GOAL:
Using the listing below, copy every line that mentions "taryf".

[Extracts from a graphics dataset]
[start]

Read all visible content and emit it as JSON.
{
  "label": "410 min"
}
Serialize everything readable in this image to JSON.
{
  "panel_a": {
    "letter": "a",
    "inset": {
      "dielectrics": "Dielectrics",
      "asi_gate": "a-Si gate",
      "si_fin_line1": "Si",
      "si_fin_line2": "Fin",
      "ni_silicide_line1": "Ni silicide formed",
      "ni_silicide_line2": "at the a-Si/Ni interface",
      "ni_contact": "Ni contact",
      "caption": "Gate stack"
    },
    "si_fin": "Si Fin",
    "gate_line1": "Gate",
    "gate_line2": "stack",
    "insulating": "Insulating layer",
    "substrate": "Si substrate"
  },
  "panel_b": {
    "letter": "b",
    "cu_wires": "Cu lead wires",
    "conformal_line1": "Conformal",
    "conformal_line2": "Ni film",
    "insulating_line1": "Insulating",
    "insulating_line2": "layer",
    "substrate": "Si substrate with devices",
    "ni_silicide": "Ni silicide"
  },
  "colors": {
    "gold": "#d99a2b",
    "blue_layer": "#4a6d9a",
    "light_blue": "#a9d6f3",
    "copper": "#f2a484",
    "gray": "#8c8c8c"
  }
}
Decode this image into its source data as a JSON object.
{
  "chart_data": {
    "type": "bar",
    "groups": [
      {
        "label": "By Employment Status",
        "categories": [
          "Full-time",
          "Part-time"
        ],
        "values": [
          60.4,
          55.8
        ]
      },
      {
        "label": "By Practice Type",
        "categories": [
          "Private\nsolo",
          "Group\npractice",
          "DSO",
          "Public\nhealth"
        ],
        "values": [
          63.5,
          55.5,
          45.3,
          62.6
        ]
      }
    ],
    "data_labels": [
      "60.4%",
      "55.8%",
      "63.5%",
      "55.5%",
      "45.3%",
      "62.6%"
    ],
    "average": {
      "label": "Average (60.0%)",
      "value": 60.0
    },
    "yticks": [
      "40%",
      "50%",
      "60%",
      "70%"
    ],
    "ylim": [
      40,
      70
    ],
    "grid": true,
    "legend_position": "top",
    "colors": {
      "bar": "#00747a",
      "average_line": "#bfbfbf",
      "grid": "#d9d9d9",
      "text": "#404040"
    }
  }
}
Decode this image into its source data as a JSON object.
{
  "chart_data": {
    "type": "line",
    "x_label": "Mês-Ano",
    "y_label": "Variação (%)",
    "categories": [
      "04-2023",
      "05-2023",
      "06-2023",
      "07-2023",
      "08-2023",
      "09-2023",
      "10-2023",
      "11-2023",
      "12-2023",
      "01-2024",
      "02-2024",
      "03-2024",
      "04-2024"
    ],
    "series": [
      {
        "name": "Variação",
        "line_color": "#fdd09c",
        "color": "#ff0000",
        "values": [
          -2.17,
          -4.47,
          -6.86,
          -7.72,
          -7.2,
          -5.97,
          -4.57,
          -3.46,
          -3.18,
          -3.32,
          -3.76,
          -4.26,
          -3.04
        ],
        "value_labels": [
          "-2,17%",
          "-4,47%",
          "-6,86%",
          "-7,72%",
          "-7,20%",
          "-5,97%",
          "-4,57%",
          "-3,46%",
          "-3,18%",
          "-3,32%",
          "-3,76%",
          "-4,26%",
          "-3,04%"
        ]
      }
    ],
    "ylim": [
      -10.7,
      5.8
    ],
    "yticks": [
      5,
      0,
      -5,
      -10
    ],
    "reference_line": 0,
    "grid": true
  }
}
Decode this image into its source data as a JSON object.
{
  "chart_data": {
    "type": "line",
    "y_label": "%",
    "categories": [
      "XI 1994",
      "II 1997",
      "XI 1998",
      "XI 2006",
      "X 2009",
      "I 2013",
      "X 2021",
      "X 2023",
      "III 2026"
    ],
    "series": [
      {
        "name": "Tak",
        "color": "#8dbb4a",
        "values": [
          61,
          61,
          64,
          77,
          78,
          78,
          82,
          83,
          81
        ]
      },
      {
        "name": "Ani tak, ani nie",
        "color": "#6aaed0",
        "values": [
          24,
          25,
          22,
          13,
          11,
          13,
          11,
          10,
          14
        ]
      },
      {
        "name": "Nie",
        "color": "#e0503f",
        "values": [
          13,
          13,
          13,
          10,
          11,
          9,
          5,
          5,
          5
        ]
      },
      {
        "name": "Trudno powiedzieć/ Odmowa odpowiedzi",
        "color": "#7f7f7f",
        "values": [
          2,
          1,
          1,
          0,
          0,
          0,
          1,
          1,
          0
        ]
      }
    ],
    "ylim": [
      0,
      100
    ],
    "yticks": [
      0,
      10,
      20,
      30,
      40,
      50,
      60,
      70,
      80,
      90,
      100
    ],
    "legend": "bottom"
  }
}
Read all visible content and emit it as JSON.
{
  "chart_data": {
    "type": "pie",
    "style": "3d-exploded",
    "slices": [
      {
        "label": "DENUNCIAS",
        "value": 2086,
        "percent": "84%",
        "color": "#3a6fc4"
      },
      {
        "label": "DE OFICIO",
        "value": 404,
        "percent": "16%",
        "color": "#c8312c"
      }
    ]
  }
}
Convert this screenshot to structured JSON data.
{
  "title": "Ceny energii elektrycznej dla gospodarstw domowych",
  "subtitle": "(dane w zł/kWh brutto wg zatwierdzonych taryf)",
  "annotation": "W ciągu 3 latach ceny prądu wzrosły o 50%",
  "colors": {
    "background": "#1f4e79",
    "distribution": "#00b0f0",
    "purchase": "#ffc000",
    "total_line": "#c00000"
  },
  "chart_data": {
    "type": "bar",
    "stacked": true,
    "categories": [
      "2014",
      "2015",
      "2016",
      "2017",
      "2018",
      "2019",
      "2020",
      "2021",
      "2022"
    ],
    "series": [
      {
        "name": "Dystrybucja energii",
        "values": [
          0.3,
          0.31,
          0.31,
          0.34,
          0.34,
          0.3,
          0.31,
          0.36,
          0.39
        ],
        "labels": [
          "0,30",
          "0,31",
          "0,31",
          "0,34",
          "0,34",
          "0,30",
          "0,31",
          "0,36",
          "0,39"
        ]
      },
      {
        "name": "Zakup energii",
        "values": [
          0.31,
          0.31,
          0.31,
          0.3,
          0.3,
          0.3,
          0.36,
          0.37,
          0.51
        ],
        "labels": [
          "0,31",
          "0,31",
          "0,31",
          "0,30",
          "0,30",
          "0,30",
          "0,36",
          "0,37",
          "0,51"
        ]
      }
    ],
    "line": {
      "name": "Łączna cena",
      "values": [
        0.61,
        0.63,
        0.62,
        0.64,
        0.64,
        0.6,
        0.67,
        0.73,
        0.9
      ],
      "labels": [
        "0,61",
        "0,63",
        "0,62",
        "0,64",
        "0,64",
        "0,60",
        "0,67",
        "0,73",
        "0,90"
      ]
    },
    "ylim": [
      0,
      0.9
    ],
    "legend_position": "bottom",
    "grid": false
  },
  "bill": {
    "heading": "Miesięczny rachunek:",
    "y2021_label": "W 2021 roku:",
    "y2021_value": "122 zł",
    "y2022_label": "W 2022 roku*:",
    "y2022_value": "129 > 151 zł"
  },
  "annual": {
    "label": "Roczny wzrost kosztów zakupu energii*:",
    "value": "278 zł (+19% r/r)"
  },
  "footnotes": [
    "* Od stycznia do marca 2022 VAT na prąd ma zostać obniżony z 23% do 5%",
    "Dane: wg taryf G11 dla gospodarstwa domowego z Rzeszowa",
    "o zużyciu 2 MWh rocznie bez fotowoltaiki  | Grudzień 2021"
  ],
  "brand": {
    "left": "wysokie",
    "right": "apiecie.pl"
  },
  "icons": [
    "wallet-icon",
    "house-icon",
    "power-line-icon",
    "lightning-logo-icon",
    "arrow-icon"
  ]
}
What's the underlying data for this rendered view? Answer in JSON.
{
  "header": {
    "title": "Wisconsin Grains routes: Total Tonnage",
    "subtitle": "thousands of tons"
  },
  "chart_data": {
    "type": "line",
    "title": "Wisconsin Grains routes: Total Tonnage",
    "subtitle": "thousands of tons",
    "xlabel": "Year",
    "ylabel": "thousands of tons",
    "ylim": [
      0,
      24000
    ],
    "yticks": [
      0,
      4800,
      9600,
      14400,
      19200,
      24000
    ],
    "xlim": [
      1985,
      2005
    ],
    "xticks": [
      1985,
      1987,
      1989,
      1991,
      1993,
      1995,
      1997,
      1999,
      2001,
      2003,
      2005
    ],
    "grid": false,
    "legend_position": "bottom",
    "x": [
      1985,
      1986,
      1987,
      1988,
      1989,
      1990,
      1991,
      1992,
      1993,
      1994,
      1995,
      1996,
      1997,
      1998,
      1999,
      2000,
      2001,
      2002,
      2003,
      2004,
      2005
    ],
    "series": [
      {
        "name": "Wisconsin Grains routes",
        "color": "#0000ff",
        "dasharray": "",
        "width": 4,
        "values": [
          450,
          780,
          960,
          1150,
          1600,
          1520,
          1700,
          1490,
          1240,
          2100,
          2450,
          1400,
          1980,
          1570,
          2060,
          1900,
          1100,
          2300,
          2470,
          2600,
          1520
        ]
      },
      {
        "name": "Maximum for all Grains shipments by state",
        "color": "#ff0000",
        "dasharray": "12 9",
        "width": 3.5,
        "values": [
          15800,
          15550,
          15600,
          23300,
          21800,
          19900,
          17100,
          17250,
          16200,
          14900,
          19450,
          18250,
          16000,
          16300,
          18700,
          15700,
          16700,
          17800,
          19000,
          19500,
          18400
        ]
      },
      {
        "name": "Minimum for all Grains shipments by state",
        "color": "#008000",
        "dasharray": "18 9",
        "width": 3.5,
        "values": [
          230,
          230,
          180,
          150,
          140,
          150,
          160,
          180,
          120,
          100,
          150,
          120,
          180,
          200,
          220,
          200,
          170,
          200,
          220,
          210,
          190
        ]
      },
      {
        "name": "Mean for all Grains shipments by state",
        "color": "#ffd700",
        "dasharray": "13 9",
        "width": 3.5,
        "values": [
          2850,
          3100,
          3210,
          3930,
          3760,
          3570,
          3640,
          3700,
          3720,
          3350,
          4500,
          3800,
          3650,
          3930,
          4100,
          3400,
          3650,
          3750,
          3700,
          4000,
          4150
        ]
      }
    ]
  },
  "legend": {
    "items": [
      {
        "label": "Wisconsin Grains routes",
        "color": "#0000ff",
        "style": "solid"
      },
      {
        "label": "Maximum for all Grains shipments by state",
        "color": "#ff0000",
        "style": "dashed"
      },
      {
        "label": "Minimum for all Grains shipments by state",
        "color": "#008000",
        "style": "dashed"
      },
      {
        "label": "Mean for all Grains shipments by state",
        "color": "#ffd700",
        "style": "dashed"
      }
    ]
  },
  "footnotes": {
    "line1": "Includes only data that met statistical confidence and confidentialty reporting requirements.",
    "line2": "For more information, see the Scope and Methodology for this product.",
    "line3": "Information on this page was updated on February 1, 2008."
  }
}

[end]

RESULT OF THIS TASK:
  "subtitle": "(dane w zł/kWh brutto wg zatwierdzonych taryf)",
    "Dane: wg taryf G11 dla gospodarstwa domowego z Rzeszowa",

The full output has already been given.